Figure dataset records:
* START *

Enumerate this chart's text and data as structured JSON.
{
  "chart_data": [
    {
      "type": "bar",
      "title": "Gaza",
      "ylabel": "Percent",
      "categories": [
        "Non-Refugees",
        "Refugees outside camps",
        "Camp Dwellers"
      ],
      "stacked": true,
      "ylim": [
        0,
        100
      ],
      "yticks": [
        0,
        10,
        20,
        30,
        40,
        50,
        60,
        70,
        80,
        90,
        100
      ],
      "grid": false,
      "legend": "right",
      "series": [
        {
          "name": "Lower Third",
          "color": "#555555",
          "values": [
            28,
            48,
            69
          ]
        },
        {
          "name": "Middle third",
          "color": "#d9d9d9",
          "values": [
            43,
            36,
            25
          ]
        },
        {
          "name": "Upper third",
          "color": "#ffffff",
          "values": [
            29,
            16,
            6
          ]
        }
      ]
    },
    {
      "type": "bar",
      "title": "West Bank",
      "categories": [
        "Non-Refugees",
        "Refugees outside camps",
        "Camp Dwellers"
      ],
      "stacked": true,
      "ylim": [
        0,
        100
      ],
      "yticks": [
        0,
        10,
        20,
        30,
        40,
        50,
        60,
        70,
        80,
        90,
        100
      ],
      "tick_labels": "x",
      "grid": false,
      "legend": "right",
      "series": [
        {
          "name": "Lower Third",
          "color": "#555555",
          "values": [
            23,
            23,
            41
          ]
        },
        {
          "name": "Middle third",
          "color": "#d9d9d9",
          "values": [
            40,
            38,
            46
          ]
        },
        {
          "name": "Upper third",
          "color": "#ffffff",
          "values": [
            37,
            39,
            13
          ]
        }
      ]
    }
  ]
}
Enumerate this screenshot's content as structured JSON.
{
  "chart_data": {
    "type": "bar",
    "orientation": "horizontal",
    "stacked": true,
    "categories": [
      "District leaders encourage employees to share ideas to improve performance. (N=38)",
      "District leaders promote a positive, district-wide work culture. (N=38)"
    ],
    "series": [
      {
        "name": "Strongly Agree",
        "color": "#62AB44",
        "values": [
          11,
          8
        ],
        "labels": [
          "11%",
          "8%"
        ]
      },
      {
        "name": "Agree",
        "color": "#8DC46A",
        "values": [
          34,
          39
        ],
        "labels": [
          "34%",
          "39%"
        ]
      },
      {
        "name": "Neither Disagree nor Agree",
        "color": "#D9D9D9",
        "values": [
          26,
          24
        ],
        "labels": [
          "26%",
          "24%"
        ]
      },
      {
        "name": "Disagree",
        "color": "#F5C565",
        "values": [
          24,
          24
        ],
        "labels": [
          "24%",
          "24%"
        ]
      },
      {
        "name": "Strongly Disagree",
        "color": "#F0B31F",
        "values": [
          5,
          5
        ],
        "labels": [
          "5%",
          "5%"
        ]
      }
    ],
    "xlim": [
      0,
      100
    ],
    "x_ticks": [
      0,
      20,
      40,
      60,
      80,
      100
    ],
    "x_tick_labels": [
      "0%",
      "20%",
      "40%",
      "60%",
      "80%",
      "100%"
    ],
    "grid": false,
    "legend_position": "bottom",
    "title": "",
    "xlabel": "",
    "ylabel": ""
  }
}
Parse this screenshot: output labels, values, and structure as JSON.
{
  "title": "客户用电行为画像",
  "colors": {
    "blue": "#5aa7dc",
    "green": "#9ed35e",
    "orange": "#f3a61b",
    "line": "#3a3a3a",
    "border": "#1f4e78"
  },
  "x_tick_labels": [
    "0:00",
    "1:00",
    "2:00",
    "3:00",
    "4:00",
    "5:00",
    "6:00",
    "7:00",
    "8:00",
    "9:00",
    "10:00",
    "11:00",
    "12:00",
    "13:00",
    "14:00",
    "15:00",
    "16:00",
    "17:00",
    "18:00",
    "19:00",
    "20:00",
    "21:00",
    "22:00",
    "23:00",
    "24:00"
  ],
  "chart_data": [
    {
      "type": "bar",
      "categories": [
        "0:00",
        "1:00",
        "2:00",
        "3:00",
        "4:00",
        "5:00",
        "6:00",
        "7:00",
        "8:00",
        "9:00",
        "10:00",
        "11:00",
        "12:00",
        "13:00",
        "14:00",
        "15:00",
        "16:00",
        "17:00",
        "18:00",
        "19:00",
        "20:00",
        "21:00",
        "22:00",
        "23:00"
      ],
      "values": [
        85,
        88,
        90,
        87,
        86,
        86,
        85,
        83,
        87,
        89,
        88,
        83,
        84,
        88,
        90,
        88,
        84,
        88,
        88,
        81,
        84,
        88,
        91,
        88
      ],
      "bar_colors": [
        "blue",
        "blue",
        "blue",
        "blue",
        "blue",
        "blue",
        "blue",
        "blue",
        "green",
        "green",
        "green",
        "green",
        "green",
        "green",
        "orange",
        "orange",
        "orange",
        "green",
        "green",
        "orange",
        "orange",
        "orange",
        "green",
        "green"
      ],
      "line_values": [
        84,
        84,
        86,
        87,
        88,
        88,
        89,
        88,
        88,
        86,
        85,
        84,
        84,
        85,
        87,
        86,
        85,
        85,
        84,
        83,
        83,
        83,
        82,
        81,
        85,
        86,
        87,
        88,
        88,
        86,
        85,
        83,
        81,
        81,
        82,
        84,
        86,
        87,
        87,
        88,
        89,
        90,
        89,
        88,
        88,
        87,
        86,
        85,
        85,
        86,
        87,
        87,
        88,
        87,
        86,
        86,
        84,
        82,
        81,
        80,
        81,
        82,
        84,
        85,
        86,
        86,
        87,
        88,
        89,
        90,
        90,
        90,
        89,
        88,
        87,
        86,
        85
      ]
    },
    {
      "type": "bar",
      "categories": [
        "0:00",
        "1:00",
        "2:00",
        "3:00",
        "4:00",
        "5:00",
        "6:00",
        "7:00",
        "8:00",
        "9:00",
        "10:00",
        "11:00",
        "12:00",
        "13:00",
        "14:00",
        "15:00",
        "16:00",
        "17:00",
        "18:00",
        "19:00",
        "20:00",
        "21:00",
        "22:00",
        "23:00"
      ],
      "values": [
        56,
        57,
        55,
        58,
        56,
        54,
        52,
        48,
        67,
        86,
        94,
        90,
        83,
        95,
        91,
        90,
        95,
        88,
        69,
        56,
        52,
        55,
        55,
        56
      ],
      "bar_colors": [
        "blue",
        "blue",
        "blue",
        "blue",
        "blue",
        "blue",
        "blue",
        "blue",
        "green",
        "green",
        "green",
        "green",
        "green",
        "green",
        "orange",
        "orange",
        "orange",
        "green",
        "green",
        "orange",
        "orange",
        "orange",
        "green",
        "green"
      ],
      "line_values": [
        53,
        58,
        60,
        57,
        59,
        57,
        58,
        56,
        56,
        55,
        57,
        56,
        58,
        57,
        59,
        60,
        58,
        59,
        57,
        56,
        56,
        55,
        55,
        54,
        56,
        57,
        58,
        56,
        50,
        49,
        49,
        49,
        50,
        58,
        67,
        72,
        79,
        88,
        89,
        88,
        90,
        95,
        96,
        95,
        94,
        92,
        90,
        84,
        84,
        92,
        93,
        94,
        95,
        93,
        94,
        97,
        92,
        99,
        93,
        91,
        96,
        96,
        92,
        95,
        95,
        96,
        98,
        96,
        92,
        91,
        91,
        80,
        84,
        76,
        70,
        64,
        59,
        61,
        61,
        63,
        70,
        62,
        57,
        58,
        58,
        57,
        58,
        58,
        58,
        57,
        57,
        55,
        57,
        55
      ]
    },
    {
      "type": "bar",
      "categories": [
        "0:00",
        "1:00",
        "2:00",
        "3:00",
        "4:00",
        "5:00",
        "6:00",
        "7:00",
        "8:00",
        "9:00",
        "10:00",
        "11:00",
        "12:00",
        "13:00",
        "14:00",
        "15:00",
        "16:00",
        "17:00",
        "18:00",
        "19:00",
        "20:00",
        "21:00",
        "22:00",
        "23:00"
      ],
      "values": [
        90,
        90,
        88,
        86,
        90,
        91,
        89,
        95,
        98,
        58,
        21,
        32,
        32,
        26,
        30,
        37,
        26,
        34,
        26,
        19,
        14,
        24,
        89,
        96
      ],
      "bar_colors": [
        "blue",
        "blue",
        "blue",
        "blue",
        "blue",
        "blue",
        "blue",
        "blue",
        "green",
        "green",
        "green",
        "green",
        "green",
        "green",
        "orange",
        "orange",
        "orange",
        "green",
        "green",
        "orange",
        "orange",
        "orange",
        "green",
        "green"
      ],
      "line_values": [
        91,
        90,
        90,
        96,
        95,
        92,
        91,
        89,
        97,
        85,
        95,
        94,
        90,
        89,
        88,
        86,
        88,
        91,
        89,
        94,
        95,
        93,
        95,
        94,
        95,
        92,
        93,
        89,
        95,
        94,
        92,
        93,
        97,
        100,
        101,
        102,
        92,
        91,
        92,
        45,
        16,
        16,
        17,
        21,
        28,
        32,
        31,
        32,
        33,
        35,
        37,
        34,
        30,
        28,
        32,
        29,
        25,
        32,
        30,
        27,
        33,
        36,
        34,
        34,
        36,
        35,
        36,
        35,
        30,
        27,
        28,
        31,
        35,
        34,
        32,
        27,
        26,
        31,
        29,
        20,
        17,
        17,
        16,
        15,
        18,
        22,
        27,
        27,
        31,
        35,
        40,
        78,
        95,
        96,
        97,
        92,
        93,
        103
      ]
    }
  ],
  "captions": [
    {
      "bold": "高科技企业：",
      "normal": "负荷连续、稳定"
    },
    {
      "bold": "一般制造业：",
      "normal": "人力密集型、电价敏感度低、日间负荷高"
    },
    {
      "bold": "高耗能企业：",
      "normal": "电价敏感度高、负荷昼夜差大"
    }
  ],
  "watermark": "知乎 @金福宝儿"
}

* END *

## [Your objective]
Pull out every line of the records above that contains the word "this".

## [Written solution]
Enumerate this chart's text and data as structured JSON.
Enumerate this screenshot's content as structured JSON.
Parse this screenshot: output labels, values, and structure as JSON.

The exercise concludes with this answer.